Given exercise:
Search the records below for the word "name". Pull out each line that has it.

Provided data:
⟨

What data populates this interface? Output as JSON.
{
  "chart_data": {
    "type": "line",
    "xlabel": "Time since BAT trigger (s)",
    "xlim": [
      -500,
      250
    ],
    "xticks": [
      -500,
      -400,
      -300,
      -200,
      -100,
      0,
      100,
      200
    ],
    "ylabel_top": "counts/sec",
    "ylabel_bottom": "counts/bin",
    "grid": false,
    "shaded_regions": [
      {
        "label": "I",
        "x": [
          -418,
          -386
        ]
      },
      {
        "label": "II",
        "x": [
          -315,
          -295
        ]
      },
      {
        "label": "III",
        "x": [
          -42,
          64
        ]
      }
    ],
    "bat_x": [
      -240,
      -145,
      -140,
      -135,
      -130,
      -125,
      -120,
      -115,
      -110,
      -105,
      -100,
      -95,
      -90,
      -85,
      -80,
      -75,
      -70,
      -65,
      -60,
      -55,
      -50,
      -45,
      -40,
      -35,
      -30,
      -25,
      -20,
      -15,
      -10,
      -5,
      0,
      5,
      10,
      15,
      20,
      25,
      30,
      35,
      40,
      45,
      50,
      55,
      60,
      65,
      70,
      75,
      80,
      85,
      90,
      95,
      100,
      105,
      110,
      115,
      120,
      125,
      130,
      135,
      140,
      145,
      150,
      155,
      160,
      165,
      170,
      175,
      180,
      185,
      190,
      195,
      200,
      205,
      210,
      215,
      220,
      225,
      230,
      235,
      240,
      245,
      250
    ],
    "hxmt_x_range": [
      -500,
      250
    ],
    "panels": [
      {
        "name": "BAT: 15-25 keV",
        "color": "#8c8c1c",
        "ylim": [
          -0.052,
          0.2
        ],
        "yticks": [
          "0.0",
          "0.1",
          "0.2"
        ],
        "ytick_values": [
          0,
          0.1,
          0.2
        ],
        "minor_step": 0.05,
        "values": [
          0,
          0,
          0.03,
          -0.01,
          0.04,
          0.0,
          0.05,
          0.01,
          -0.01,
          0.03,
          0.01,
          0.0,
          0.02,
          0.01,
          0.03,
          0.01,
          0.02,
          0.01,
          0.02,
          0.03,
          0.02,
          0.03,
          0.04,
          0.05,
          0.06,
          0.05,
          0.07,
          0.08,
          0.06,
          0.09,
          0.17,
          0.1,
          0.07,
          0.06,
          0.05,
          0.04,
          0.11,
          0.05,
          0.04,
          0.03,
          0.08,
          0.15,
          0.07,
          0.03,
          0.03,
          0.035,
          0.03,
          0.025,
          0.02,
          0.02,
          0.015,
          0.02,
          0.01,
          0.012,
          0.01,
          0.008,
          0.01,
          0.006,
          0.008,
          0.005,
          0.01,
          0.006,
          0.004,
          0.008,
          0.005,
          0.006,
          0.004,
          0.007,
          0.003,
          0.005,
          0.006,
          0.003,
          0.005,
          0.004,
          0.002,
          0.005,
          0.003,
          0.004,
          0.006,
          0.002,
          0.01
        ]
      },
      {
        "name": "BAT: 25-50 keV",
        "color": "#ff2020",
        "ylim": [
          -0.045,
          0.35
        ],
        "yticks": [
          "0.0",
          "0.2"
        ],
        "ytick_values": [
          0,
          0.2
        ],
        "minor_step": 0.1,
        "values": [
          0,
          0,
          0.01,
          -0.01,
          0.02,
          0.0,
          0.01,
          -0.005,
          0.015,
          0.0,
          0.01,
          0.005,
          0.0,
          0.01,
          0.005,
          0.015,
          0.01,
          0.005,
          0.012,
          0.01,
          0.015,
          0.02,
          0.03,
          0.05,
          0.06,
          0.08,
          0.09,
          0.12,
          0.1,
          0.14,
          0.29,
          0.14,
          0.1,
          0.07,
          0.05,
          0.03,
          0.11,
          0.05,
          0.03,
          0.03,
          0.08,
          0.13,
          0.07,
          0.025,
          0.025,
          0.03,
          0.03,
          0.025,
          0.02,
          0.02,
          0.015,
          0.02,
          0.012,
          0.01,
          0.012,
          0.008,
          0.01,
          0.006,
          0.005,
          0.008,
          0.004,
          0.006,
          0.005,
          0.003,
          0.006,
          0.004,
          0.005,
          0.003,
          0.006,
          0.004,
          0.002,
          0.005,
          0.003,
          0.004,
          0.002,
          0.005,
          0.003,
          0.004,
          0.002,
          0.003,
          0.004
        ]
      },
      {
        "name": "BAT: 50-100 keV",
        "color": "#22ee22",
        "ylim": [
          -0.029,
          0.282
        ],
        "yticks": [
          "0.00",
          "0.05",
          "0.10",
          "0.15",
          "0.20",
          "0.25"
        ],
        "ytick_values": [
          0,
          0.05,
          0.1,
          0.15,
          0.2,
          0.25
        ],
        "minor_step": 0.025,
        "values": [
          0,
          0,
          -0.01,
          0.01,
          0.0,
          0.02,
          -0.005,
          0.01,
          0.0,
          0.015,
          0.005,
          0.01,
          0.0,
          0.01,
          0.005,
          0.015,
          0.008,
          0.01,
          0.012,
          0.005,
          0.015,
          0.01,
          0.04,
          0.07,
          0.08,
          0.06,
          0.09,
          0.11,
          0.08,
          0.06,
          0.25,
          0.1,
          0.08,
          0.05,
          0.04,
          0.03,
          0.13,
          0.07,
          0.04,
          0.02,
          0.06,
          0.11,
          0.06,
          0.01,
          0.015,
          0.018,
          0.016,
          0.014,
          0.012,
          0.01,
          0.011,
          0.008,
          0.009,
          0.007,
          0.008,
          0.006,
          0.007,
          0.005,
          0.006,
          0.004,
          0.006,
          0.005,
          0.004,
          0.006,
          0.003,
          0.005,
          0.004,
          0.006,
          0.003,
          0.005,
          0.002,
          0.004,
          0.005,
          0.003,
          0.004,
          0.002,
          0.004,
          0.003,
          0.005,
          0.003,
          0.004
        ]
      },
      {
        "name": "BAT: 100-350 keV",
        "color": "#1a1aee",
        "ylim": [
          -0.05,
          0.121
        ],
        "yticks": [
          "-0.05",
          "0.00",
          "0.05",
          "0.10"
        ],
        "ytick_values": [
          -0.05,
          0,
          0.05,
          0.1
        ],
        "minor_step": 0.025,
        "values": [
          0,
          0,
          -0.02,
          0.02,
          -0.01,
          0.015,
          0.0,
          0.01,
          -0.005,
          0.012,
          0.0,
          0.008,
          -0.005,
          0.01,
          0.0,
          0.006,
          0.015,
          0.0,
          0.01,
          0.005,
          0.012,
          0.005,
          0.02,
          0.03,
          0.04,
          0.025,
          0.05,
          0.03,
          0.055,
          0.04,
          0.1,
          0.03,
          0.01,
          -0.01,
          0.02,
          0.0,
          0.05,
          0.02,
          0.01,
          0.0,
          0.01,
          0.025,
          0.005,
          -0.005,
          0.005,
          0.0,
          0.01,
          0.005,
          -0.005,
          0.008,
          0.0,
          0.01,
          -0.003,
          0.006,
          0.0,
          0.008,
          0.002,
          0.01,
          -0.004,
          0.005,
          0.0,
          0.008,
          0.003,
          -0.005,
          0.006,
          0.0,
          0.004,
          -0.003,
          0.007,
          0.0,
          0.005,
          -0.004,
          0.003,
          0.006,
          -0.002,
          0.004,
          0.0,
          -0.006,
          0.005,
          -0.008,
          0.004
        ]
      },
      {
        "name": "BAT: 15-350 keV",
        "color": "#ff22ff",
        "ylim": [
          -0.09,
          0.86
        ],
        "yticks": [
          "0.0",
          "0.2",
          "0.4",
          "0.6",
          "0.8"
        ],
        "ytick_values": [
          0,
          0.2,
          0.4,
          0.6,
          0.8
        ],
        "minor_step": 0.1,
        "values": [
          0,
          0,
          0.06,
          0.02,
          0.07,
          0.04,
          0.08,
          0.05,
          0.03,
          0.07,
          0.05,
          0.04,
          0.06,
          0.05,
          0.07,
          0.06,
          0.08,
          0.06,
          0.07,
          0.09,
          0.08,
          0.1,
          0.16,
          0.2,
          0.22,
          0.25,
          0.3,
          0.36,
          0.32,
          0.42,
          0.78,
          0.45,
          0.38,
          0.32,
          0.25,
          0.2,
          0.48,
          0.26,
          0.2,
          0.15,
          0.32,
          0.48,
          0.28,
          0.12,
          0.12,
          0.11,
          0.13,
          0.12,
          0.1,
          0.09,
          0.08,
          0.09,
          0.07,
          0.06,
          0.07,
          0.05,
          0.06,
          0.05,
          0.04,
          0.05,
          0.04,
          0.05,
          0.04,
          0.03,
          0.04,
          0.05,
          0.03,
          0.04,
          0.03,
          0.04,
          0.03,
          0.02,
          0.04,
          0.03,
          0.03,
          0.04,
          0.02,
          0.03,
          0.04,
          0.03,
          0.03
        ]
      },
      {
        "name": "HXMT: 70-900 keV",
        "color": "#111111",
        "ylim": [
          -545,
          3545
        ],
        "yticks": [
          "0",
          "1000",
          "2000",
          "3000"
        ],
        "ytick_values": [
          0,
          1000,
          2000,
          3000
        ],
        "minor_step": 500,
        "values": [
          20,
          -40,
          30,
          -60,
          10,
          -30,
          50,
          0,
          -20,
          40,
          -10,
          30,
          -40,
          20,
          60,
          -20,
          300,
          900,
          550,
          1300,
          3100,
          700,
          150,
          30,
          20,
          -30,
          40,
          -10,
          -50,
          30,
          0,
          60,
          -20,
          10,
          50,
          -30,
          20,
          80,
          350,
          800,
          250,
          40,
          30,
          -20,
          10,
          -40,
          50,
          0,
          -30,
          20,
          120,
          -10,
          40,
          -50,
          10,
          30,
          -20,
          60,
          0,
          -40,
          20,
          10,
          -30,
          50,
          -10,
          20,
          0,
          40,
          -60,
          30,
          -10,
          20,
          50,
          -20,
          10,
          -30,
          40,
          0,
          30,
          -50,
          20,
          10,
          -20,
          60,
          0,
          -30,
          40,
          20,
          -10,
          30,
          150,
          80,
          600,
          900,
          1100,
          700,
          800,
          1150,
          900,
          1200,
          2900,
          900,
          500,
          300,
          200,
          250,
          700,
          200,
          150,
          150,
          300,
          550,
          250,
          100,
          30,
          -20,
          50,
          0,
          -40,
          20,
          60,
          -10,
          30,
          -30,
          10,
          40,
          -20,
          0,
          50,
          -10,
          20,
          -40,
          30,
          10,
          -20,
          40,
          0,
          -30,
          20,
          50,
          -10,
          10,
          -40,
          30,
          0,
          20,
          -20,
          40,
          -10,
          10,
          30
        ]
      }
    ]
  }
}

⟩

The reply:
        "name": "BAT: 15-25 keV",
        "name": "BAT: 25-50 keV",
        "name": "BAT: 50-100 keV",
        "name": "BAT: 100-350 keV",
        "name": "BAT: 15-350 keV",
        "name": "HXMT: 70-900 keV",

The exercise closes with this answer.